_Problem description_
Go through the listing below and gather every line with the word "icon".

_Supplied material_
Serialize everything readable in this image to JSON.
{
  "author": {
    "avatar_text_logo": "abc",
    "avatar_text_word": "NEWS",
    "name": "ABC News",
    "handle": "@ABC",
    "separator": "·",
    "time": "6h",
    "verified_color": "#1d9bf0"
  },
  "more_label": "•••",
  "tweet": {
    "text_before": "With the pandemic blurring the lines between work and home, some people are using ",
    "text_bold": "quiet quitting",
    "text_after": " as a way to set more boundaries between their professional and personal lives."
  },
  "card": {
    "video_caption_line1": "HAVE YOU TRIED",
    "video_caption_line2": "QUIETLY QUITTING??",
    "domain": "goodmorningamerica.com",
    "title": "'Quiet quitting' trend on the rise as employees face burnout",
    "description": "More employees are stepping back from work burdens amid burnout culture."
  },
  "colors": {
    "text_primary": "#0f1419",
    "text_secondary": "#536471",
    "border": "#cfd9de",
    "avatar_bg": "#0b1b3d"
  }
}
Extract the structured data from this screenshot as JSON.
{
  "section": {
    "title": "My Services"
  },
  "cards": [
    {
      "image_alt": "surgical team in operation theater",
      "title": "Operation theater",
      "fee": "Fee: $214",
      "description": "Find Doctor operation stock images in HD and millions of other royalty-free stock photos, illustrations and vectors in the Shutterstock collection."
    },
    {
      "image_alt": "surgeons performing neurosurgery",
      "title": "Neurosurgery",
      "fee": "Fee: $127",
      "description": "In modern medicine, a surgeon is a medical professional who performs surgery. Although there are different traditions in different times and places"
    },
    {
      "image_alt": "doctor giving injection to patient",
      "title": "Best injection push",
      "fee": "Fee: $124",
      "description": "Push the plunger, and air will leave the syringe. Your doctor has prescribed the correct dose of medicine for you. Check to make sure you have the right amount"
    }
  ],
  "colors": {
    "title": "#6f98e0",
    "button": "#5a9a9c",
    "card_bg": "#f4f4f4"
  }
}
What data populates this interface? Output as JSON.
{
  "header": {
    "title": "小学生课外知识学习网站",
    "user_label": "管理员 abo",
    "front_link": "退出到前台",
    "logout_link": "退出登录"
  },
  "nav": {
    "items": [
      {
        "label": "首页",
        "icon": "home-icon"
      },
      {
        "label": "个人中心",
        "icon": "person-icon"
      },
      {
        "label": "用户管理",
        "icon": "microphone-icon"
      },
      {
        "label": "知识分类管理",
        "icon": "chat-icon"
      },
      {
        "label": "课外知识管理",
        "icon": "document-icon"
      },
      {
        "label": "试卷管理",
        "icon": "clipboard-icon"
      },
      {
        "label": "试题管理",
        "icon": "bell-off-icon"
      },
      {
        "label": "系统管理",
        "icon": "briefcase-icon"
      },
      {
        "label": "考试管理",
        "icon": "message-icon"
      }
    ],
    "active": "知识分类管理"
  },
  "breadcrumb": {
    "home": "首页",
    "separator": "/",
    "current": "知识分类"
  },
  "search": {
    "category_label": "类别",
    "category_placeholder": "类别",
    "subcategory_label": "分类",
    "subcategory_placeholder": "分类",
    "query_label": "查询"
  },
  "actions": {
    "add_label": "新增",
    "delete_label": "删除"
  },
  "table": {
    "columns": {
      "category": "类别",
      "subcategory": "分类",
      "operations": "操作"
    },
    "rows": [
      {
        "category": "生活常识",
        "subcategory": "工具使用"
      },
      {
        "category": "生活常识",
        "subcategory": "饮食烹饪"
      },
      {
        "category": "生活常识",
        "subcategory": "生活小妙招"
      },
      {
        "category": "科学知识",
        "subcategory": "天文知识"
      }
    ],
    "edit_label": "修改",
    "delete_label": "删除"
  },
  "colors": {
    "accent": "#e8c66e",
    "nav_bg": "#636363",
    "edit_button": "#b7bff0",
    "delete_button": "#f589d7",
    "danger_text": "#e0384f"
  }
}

_Final result_
        "icon": "home-icon"
        "icon": "person-icon"
        "icon": "microphone-icon"
        "icon": "chat-icon"
        "icon": "document-icon"
        "icon": "clipboard-icon"
        "icon": "bell-off-icon"
        "icon": "briefcase-icon"
        "icon": "message-icon"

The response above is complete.